◆ TASK DETAILS:
Gather each line of the entries below that includes "name".

◆ ENTRIES SHOWN:
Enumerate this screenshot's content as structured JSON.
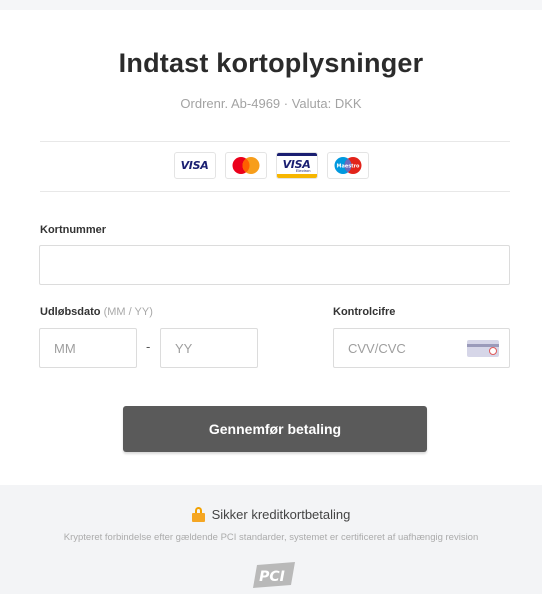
{
  "header": {
    "title": "Indtast kortoplysninger",
    "order_info": "Ordrenr. Ab-4969 · Valuta: DKK"
  },
  "card_brands": [
    {
      "name": "Visa",
      "icon": "visa-icon",
      "text": "VISA"
    },
    {
      "name": "Mastercard",
      "icon": "mastercard-icon",
      "text": ""
    },
    {
      "name": "Visa Electron",
      "icon": "visa-electron-icon",
      "text": "VISA"
    },
    {
      "name": "Maestro",
      "icon": "maestro-icon",
      "text": "Maestro"
    }
  ],
  "form": {
    "card_number": {
      "label": "Kortnummer",
      "value": "",
      "placeholder": ""
    },
    "expiry": {
      "label": "Udløbsdato",
      "hint": "(MM / YY)",
      "month_placeholder": "MM",
      "year_placeholder": "YY",
      "separator": "-"
    },
    "cvv": {
      "label": "Kontrolcifre",
      "placeholder": "CVV/CVC"
    }
  },
  "submit": {
    "label": "Gennemfør betaling"
  },
  "footer": {
    "secure_label": "Sikker kreditkortbetaling",
    "description": "Krypteret forbindelse efter gældende PCI standarder, systemet er certificeret af uafhængig revision",
    "pci_text": "PCI"
  },
  "colors": {
    "button": "#5a5a5a",
    "footer_bg": "#f3f4f6",
    "lock": "#f5a623",
    "visa_blue": "#1a1f71"
  }
}
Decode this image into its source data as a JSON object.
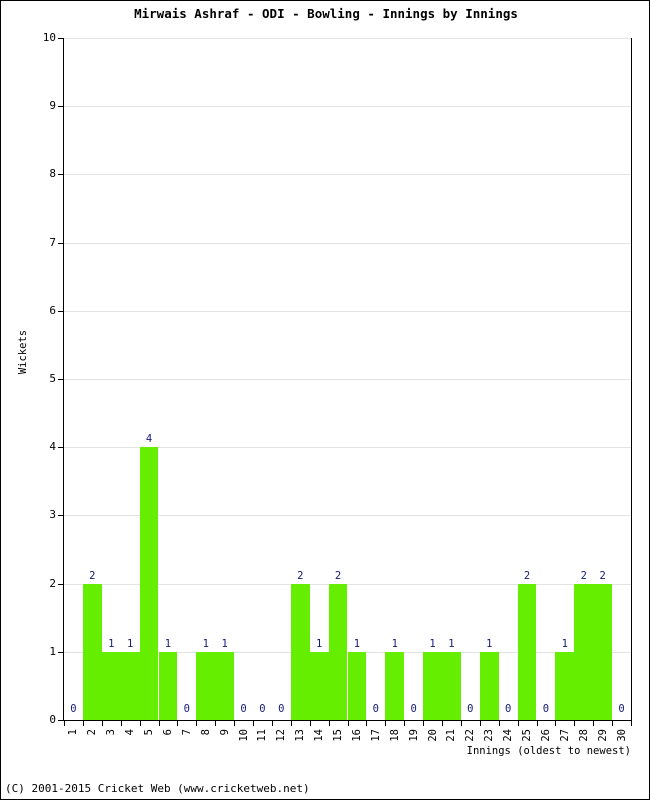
{
  "chart_data": {
    "type": "bar",
    "title": "Mirwais Ashraf - ODI - Bowling - Innings by Innings",
    "xlabel": "Innings (oldest to newest)",
    "ylabel": "Wickets",
    "ylim": [
      0,
      10
    ],
    "yticks": [
      0,
      1,
      2,
      3,
      4,
      5,
      6,
      7,
      8,
      9,
      10
    ],
    "grid": true,
    "legend": null,
    "bar_color": "#66ee00",
    "value_label_color": "#151b77",
    "categories": [
      "1",
      "2",
      "3",
      "4",
      "5",
      "6",
      "7",
      "8",
      "9",
      "10",
      "11",
      "12",
      "13",
      "14",
      "15",
      "16",
      "17",
      "18",
      "19",
      "20",
      "21",
      "22",
      "23",
      "24",
      "25",
      "26",
      "27",
      "28",
      "29",
      "30"
    ],
    "values": [
      0,
      2,
      1,
      1,
      4,
      1,
      0,
      1,
      1,
      0,
      0,
      0,
      2,
      1,
      2,
      1,
      0,
      1,
      0,
      1,
      1,
      0,
      1,
      0,
      2,
      0,
      1,
      2,
      2,
      0
    ],
    "value_labels": [
      "0",
      "2",
      "1",
      "1",
      "4",
      "1",
      "0",
      "1",
      "1",
      "0",
      "0",
      "0",
      "2",
      "1",
      "2",
      "1",
      "0",
      "1",
      "0",
      "1",
      "1",
      "0",
      "1",
      "0",
      "2",
      "0",
      "1",
      "2",
      "2",
      "0"
    ]
  },
  "footer": {
    "copyright": "(C) 2001-2015 Cricket Web (www.cricketweb.net)"
  }
}
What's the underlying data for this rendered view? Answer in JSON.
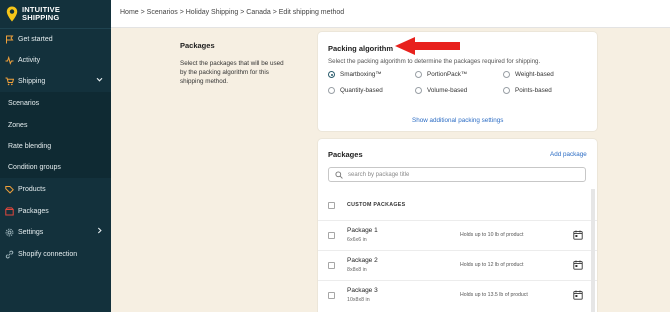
{
  "brand": {
    "line1": "INTUITIVE",
    "line2": "SHIPPING"
  },
  "sidebar": {
    "items": [
      {
        "label": "Get started",
        "icon": "flag-icon"
      },
      {
        "label": "Activity",
        "icon": "activity-icon"
      },
      {
        "label": "Shipping",
        "icon": "cart-icon"
      },
      {
        "label": "Scenarios"
      },
      {
        "label": "Zones"
      },
      {
        "label": "Rate blending"
      },
      {
        "label": "Condition groups"
      },
      {
        "label": "Products",
        "icon": "tag-icon"
      },
      {
        "label": "Packages",
        "icon": "box-icon"
      },
      {
        "label": "Settings",
        "icon": "gear-icon"
      },
      {
        "label": "Shopify connection",
        "icon": "link-icon"
      }
    ]
  },
  "breadcrumb": "Home > Scenarios > Holiday Shipping > Canada > Edit shipping method",
  "packages_section": {
    "title": "Packages",
    "description": "Select the packages that will be used by the packing algorithm for this shipping method."
  },
  "packing_algorithm": {
    "title": "Packing algorithm",
    "description": "Select the packing algorithm to determine the packages required for shipping.",
    "options": [
      "Smartboxing™",
      "PortionPack™",
      "Weight-based",
      "Quantity-based",
      "Volume-based",
      "Points-based"
    ],
    "selected": "Smartboxing™",
    "link": "Show additional packing settings"
  },
  "packages_card": {
    "title": "Packages",
    "add_label": "Add package",
    "search_placeholder": "search by package title",
    "column_header": "CUSTOM PACKAGES",
    "rows": [
      {
        "name": "Package 1",
        "dims": "6x6x6 in",
        "holds": "Holds up to 10 lb of product"
      },
      {
        "name": "Package 2",
        "dims": "8x8x8 in",
        "holds": "Holds up to 12 lb of product"
      },
      {
        "name": "Package 3",
        "dims": "10x8x8 in",
        "holds": "Holds up to 13.5 lb of product"
      }
    ]
  },
  "colors": {
    "sidebar": "#13313c",
    "accent": "#2b6cc4",
    "annotation": "#e8211d",
    "background": "#f6efe2"
  }
}
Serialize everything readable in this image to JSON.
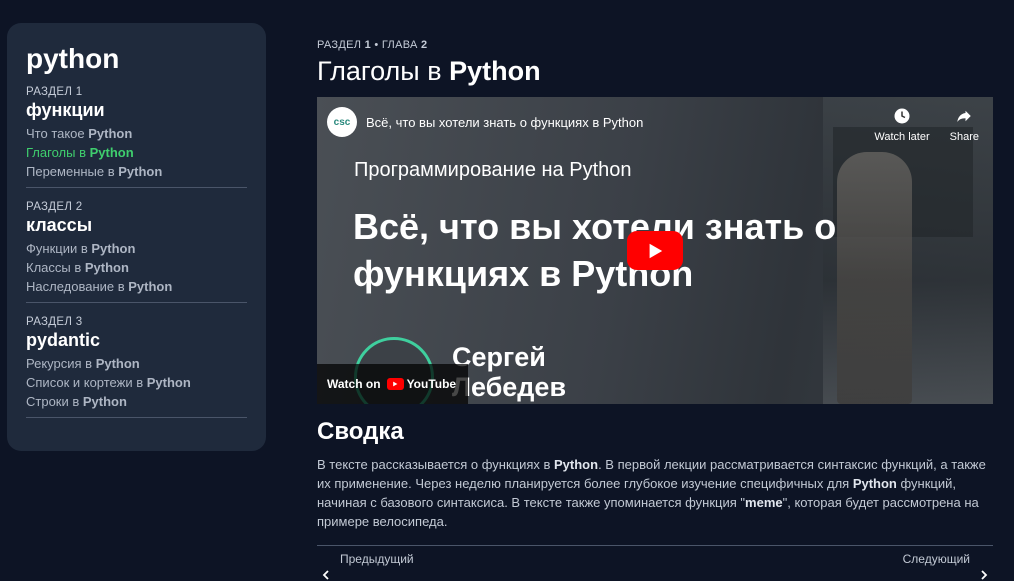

◆ THE COMPLETED TASK:
      "name": "Visa",
      "name": "Mastercard",
      "name": "Visa Electron",
      "name": "Maestro",
        "name": "Package 1",
        "name": "Package 2",
        "name": "Package 3",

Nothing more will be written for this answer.